=== The exercise ===
Copy the entries word for word, from the first line through the line containing "ink-speck xyxy=(444,212,447,215)", inclusive.

[Begin Material provided]

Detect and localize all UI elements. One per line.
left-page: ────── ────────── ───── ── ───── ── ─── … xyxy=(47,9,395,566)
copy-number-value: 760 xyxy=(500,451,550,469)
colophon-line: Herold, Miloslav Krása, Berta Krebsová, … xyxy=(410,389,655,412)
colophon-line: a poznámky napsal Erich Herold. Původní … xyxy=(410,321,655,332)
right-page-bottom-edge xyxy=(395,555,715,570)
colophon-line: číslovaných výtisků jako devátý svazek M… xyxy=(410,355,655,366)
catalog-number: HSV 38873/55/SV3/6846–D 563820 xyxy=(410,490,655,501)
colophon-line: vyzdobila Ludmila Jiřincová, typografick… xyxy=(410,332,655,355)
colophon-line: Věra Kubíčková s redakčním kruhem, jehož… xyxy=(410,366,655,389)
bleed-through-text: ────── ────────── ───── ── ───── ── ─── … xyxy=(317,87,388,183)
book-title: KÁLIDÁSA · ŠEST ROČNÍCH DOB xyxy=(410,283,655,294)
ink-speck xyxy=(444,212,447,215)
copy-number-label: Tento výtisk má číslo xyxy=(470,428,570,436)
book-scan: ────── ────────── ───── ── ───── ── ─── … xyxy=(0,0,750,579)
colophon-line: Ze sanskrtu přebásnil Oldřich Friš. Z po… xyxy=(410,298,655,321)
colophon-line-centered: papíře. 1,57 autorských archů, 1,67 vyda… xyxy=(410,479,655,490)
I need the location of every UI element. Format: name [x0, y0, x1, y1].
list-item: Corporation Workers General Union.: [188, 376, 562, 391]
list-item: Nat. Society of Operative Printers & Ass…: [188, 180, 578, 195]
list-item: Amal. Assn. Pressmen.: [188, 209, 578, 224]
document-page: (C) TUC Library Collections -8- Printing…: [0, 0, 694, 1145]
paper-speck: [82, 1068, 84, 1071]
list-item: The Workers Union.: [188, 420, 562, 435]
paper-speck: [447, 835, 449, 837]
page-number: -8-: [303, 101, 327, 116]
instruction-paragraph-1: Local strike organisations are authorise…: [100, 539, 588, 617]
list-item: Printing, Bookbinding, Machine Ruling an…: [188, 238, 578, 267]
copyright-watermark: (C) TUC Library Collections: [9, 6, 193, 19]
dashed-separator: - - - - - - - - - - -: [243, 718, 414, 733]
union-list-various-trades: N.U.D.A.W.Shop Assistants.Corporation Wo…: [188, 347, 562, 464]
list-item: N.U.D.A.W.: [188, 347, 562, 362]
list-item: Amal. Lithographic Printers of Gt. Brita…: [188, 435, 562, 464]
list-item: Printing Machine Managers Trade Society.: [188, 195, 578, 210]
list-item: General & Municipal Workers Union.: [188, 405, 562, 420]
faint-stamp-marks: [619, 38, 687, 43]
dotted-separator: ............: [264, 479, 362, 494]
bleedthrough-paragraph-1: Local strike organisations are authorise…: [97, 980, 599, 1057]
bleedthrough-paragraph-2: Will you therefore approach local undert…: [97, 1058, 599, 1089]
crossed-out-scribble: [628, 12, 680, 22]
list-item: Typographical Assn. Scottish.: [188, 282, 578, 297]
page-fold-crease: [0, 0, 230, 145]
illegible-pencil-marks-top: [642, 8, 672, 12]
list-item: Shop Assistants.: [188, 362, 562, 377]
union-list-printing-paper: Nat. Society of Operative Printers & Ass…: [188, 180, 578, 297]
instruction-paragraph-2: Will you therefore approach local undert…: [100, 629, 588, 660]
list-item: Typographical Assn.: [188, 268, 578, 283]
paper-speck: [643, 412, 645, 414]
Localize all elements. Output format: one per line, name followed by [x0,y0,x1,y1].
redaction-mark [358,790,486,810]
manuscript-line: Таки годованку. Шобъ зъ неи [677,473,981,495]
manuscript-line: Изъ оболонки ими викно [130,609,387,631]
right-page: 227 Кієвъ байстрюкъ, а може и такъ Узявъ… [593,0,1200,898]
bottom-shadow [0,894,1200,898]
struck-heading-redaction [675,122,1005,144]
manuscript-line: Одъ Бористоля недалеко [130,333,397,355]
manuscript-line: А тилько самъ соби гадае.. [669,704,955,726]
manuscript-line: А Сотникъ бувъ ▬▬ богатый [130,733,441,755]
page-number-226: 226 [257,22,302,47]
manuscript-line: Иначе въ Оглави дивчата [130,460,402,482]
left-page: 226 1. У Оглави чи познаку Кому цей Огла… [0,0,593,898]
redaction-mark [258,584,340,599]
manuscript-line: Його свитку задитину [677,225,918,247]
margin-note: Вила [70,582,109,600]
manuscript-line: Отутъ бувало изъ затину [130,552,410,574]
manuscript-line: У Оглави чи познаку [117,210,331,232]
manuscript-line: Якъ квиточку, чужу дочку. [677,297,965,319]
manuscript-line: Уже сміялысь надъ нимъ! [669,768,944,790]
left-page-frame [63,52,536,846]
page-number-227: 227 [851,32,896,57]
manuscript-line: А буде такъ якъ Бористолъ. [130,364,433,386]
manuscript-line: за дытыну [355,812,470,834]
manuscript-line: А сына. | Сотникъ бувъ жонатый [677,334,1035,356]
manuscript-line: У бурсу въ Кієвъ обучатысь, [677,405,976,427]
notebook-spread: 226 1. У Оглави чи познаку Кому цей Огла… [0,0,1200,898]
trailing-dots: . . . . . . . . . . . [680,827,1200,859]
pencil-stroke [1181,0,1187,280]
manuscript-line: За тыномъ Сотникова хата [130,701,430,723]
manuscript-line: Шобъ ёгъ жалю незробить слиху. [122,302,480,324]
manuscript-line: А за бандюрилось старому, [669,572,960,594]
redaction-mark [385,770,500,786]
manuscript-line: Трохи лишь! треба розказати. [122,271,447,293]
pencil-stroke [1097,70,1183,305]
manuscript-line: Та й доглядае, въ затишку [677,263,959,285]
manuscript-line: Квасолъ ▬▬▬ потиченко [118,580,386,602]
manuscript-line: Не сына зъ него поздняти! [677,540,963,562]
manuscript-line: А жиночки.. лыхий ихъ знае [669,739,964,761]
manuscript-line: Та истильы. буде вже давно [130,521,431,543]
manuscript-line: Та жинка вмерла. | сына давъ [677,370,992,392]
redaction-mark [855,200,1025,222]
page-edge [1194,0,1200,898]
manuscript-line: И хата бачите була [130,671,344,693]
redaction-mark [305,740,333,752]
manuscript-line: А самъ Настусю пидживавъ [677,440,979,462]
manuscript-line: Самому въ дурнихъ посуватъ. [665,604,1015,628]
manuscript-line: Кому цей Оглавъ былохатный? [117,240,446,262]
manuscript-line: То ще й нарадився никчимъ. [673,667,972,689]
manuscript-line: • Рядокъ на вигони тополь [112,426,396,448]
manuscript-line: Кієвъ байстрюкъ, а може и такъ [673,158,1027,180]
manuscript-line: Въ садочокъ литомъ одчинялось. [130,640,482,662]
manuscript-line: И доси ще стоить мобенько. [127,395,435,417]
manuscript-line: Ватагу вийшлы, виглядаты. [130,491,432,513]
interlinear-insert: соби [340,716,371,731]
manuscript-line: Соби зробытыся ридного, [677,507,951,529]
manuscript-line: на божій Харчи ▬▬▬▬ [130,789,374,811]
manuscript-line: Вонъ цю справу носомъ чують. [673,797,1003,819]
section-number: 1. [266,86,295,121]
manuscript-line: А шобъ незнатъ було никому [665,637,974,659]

[End Material provided]

=== Final result ===
Detect and localize all UI elements. One per line.
left-page: ────── ────────── ───── ── ───── ── ─── … xyxy=(47,9,395,566)
copy-number-value: 760 xyxy=(500,451,550,469)
colophon-line: Herold, Miloslav Krása, Berta Krebsová, … xyxy=(410,389,655,412)
colophon-line: a poznámky napsal Erich Herold. Původní … xyxy=(410,321,655,332)
right-page-bottom-edge xyxy=(395,555,715,570)
colophon-line: číslovaných výtisků jako devátý svazek M… xyxy=(410,355,655,366)
catalog-number: HSV 38873/55/SV3/6846–D 563820 xyxy=(410,490,655,501)
colophon-line: vyzdobila Ludmila Jiřincová, typografick… xyxy=(410,332,655,355)
colophon-line: Věra Kubíčková s redakčním kruhem, jehož… xyxy=(410,366,655,389)
bleed-through-text: ────── ────────── ───── ── ───── ── ─── … xyxy=(317,87,388,183)
book-title: KÁLIDÁSA · ŠEST ROČNÍCH DOB xyxy=(410,283,655,294)
ink-speck xyxy=(444,212,447,215)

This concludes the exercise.